— START Data lines —
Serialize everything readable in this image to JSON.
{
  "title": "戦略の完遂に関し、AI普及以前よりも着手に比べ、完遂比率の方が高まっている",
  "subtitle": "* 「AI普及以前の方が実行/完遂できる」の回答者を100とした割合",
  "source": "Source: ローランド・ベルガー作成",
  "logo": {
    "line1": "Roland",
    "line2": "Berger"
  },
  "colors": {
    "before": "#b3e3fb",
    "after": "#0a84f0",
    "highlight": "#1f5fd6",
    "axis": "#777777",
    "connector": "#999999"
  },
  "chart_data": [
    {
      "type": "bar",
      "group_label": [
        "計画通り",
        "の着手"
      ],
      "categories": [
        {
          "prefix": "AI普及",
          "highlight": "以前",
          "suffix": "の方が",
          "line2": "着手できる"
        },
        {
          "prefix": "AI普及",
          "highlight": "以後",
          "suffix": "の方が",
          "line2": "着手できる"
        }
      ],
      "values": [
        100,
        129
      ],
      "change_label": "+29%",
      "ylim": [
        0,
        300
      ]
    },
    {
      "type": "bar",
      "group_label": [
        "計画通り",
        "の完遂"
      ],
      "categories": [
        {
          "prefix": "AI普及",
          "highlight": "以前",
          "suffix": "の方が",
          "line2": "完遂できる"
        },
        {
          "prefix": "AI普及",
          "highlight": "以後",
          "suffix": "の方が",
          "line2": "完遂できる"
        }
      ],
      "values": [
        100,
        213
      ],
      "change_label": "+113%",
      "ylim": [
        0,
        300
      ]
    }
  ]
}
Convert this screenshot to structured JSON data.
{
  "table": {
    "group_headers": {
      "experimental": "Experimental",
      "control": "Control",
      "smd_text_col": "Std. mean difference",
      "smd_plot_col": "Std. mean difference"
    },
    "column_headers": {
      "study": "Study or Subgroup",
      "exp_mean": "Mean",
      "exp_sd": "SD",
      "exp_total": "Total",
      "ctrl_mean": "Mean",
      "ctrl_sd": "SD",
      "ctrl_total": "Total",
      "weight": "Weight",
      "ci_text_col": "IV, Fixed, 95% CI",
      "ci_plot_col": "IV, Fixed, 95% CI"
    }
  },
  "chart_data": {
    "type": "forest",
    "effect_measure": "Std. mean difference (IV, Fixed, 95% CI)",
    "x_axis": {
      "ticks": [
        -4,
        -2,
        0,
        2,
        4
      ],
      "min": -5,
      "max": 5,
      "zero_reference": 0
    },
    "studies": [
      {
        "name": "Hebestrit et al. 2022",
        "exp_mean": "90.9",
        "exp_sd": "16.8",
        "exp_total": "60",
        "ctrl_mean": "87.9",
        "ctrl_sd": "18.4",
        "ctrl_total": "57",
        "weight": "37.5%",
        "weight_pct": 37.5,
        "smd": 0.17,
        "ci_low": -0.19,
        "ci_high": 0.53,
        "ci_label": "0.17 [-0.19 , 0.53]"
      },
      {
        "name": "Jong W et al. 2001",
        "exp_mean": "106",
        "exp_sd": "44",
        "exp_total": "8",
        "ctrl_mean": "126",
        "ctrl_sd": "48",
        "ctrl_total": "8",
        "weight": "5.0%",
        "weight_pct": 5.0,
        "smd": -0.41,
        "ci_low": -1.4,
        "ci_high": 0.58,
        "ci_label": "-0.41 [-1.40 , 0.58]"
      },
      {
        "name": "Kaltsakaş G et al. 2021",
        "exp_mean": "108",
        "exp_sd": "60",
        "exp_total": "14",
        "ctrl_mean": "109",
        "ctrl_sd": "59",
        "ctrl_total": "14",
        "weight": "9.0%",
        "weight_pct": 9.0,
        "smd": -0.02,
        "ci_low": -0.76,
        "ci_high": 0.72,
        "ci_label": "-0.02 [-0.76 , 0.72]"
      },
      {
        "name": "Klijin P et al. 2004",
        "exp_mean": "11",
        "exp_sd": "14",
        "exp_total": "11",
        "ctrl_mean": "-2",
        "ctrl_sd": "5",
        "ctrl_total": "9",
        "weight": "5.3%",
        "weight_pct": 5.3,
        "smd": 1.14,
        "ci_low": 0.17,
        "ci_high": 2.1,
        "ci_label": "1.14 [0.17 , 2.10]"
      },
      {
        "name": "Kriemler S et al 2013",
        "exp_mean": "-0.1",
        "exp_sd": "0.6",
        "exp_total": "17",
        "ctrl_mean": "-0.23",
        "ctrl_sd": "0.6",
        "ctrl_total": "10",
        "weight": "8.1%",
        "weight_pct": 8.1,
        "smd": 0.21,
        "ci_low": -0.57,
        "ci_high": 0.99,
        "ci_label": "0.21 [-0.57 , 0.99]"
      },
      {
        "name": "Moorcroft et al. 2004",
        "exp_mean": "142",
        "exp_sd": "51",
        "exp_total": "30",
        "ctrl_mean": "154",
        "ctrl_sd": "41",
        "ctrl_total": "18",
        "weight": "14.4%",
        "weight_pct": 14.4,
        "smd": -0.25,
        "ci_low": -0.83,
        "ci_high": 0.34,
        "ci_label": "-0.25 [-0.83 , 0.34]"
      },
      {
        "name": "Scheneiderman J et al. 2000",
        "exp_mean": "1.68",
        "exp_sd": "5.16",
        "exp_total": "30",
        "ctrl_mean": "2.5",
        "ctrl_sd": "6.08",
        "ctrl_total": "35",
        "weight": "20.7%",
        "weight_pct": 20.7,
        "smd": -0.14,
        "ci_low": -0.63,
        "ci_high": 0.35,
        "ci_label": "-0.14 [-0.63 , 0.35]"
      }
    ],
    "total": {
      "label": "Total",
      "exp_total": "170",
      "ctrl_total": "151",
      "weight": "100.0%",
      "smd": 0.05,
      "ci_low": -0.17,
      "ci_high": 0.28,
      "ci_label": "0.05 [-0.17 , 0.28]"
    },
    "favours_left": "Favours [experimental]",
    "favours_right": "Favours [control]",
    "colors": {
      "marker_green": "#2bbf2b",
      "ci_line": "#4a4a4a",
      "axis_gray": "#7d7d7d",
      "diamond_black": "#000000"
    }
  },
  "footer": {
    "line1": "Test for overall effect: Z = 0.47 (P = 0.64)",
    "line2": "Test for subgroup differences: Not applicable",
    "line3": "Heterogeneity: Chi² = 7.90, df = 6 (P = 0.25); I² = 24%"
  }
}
— END Data lines —
Brief —
Every entry should be printed again exactly as it stands.

Task answer —
Serialize everything readable in this image to JSON.
{
  "title": "戦略の完遂に関し、AI普及以前よりも着手に比べ、完遂比率の方が高まっている",
  "subtitle": "* 「AI普及以前の方が実行/完遂できる」の回答者を100とした割合",
  "source": "Source: ローランド・ベルガー作成",
  "logo": {
    "line1": "Roland",
    "line2": "Berger"
  },
  "colors": {
    "before": "#b3e3fb",
    "after": "#0a84f0",
    "highlight": "#1f5fd6",
    "axis": "#777777",
    "connector": "#999999"
  },
  "chart_data": [
    {
      "type": "bar",
      "group_label": [
        "計画通り",
        "の着手"
      ],
      "categories": [
        {
          "prefix": "AI普及",
          "highlight": "以前",
          "suffix": "の方が",
          "line2": "着手できる"
        },
        {
          "prefix": "AI普及",
          "highlight": "以後",
          "suffix": "の方が",
          "line2": "着手できる"
        }
      ],
      "values": [
        100,
        129
      ],
      "change_label": "+29%",
      "ylim": [
        0,
        300
      ]
    },
    {
      "type": "bar",
      "group_label": [
        "計画通り",
        "の完遂"
      ],
      "categories": [
        {
          "prefix": "AI普及",
          "highlight": "以前",
          "suffix": "の方が",
          "line2": "完遂できる"
        },
        {
          "prefix": "AI普及",
          "highlight": "以後",
          "suffix": "の方が",
          "line2": "完遂できる"
        }
      ],
      "values": [
        100,
        213
      ],
      "change_label": "+113%",
      "ylim": [
        0,
        300
      ]
    }
  ]
}
Convert this screenshot to structured JSON data.
{
  "table": {
    "group_headers": {
      "experimental": "Experimental",
      "control": "Control",
      "smd_text_col": "Std. mean difference",
      "smd_plot_col": "Std. mean difference"
    },
    "column_headers": {
      "study": "Study or Subgroup",
      "exp_mean": "Mean",
      "exp_sd": "SD",
      "exp_total": "Total",
      "ctrl_mean": "Mean",
      "ctrl_sd": "SD",
      "ctrl_total": "Total",
      "weight": "Weight",
      "ci_text_col": "IV, Fixed, 95% CI",
      "ci_plot_col": "IV, Fixed, 95% CI"
    }
  },
  "chart_data": {
    "type": "forest",
    "effect_measure": "Std. mean difference (IV, Fixed, 95% CI)",
    "x_axis": {
      "ticks": [
        -4,
        -2,
        0,
        2,
        4
      ],
      "min": -5,
      "max": 5,
      "zero_reference": 0
    },
    "studies": [
      {
        "name": "Hebestrit et al. 2022",
        "exp_mean": "90.9",
        "exp_sd": "16.8",
        "exp_total": "60",
        "ctrl_mean": "87.9",
        "ctrl_sd": "18.4",
        "ctrl_total": "57",
        "weight": "37.5%",
        "weight_pct": 37.5,
        "smd": 0.17,
        "ci_low": -0.19,
        "ci_high": 0.53,
        "ci_label": "0.17 [-0.19 , 0.53]"
      },
      {
        "name": "Jong W et al. 2001",
        "exp_mean": "106",
        "exp_sd": "44",
        "exp_total": "8",
        "ctrl_mean": "126",
        "ctrl_sd": "48",
        "ctrl_total": "8",
        "weight": "5.0%",
        "weight_pct": 5.0,
        "smd": -0.41,
        "ci_low": -1.4,
        "ci_high": 0.58,
        "ci_label": "-0.41 [-1.40 , 0.58]"
      },
      {
        "name": "Kaltsakaş G et al. 2021",
        "exp_mean": "108",
        "exp_sd": "60",
        "exp_total": "14",
        "ctrl_mean": "109",
        "ctrl_sd": "59",
        "ctrl_total": "14",
        "weight": "9.0%",
        "weight_pct": 9.0,
        "smd": -0.02,
        "ci_low": -0.76,
        "ci_high": 0.72,
        "ci_label": "-0.02 [-0.76 , 0.72]"
      },
      {
        "name": "Klijin P et al. 2004",
        "exp_mean": "11",
        "exp_sd": "14",
        "exp_total": "11",
        "ctrl_mean": "-2",
        "ctrl_sd": "5",
        "ctrl_total": "9",
        "weight": "5.3%",
        "weight_pct": 5.3,
        "smd": 1.14,
        "ci_low": 0.17,
        "ci_high": 2.1,
        "ci_label": "1.14 [0.17 , 2.10]"
      },
      {
        "name": "Kriemler S et al 2013",
        "exp_mean": "-0.1",
        "exp_sd": "0.6",
        "exp_total": "17",
        "ctrl_mean": "-0.23",
        "ctrl_sd": "0.6",
        "ctrl_total": "10",
        "weight": "8.1%",
        "weight_pct": 8.1,
        "smd": 0.21,
        "ci_low": -0.57,
        "ci_high": 0.99,
        "ci_label": "0.21 [-0.57 , 0.99]"
      },
      {
        "name": "Moorcroft et al. 2004",
        "exp_mean": "142",
        "exp_sd": "51",
        "exp_total": "30",
        "ctrl_mean": "154",
        "ctrl_sd": "41",
        "ctrl_total": "18",
        "weight": "14.4%",
        "weight_pct": 14.4,
        "smd": -0.25,
        "ci_low": -0.83,
        "ci_high": 0.34,
        "ci_label": "-0.25 [-0.83 , 0.34]"
      },
      {
        "name": "Scheneiderman J et al. 2000",
        "exp_mean": "1.68",
        "exp_sd": "5.16",
        "exp_total": "30",
        "ctrl_mean": "2.5",
        "ctrl_sd": "6.08",
        "ctrl_total": "35",
        "weight": "20.7%",
        "weight_pct": 20.7,
        "smd": -0.14,
        "ci_low": -0.63,
        "ci_high": 0.35,
        "ci_label": "-0.14 [-0.63 , 0.35]"
      }
    ],
    "total": {
      "label": "Total",
      "exp_total": "170",
      "ctrl_total": "151",
      "weight": "100.0%",
      "smd": 0.05,
      "ci_low": -0.17,
      "ci_high": 0.28,
      "ci_label": "0.05 [-0.17 , 0.28]"
    },
    "favours_left": "Favours [experimental]",
    "favours_right": "Favours [control]",
    "colors": {
      "marker_green": "#2bbf2b",
      "ci_line": "#4a4a4a",
      "axis_gray": "#7d7d7d",
      "diamond_black": "#000000"
    }
  },
  "footer": {
    "line1": "Test for overall effect: Z = 0.47 (P = 0.64)",
    "line2": "Test for subgroup differences: Not applicable",
    "line3": "Heterogeneity: Chi² = 7.90, df = 6 (P = 0.25); I² = 24%"
  }
}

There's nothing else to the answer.